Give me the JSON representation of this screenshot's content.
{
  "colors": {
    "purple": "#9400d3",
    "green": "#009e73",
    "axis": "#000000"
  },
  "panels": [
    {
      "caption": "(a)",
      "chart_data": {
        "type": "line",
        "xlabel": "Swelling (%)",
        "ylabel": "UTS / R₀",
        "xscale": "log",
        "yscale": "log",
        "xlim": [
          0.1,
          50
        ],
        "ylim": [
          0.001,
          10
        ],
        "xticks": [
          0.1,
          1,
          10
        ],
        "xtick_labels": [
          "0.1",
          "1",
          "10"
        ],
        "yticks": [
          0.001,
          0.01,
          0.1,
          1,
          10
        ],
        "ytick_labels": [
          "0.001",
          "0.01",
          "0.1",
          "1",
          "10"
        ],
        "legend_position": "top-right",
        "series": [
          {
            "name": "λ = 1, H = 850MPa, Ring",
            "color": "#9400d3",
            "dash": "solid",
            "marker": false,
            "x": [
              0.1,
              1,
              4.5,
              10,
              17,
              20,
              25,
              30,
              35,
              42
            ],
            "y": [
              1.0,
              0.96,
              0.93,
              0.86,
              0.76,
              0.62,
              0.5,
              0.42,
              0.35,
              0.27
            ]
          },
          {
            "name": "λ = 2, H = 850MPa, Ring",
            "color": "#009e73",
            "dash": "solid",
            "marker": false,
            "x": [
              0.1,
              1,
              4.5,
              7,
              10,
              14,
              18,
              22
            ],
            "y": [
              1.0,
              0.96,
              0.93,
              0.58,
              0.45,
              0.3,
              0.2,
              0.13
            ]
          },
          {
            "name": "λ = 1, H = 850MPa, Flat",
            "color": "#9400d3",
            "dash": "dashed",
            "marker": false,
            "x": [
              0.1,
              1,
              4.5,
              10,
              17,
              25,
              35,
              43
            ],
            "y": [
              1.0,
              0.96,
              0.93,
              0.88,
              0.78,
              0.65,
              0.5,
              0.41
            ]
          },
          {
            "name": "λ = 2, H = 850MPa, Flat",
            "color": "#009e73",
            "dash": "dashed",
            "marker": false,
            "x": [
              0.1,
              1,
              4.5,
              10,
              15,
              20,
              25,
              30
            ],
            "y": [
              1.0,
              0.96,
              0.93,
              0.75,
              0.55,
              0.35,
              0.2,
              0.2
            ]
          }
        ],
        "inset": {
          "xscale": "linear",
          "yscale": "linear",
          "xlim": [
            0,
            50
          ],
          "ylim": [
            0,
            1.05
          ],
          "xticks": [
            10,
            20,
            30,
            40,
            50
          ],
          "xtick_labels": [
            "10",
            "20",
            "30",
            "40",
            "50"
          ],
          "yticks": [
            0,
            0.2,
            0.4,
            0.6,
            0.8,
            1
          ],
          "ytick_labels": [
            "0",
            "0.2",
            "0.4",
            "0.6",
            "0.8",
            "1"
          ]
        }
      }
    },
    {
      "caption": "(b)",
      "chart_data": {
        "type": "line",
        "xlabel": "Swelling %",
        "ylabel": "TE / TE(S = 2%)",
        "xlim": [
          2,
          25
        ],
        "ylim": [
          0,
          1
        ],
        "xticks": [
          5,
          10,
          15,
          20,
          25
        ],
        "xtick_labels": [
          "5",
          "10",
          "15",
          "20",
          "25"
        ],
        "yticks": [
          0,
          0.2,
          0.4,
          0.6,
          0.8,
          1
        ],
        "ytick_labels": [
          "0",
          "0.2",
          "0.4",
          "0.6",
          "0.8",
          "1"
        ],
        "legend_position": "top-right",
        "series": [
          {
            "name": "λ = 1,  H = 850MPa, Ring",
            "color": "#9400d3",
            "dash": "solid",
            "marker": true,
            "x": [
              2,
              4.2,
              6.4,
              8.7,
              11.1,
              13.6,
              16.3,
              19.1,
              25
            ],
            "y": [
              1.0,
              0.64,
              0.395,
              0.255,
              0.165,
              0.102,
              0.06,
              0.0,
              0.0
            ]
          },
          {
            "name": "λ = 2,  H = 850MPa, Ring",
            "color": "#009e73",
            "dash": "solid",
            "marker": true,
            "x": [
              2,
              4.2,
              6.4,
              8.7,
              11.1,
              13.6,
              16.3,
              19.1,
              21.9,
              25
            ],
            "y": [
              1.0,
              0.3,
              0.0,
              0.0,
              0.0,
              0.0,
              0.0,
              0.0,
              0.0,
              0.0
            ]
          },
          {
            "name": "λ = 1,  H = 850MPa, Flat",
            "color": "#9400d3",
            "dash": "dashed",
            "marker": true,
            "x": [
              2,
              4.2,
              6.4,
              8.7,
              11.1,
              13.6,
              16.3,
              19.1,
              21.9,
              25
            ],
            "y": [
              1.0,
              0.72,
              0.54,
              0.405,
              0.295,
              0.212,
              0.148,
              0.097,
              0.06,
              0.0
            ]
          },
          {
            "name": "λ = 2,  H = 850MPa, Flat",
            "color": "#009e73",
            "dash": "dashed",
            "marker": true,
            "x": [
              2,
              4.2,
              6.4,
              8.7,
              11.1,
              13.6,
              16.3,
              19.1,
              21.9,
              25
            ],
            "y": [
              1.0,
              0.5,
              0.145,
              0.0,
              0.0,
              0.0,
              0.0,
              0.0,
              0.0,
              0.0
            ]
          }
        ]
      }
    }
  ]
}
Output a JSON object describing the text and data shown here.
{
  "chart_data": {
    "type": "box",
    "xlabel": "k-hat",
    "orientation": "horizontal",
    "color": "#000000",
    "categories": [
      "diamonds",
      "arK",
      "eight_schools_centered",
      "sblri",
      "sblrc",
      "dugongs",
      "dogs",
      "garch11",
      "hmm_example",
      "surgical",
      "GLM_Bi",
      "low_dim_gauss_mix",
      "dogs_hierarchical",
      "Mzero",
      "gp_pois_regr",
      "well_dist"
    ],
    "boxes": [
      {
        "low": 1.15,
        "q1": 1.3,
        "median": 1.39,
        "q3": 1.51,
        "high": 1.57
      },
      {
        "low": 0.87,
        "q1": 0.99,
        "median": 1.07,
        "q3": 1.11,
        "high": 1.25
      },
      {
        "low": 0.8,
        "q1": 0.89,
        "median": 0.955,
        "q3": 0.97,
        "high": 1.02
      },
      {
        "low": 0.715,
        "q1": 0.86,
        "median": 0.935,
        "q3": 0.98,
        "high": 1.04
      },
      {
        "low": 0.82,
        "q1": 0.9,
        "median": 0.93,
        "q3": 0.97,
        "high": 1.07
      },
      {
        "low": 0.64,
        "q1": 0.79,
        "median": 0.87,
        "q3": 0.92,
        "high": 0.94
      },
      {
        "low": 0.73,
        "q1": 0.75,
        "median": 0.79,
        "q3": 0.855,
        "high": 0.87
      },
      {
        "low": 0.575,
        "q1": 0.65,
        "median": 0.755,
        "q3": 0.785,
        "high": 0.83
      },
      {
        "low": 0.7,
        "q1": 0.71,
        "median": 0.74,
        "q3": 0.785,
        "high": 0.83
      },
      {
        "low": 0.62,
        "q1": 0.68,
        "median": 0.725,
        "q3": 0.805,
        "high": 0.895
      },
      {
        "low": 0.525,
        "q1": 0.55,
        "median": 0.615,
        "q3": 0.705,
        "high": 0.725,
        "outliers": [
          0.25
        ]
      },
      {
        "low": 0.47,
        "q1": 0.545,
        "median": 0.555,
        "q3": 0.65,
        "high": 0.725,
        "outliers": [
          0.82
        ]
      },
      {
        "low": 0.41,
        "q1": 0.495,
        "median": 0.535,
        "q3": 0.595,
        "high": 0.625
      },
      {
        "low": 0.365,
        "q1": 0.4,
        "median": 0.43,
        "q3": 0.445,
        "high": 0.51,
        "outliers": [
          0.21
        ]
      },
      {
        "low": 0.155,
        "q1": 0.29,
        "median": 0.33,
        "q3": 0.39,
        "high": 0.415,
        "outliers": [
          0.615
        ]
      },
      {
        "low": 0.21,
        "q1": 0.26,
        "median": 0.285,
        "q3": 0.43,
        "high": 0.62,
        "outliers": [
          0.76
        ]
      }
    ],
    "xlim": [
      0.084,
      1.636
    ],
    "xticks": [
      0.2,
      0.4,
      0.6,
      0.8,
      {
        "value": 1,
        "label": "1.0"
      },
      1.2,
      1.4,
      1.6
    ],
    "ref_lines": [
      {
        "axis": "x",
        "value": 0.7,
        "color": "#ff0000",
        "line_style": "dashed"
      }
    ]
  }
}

(Written task) Filter the records above for lines containing the word "Flat", and copy those lines.

(Response)
            "name": "λ = 1, H = 850MPa, Flat",
            "name": "λ = 2, H = 850MPa, Flat",
            "name": "λ = 1,  H = 850MPa, Flat",
            "name": "λ = 2,  H = 850MPa, Flat",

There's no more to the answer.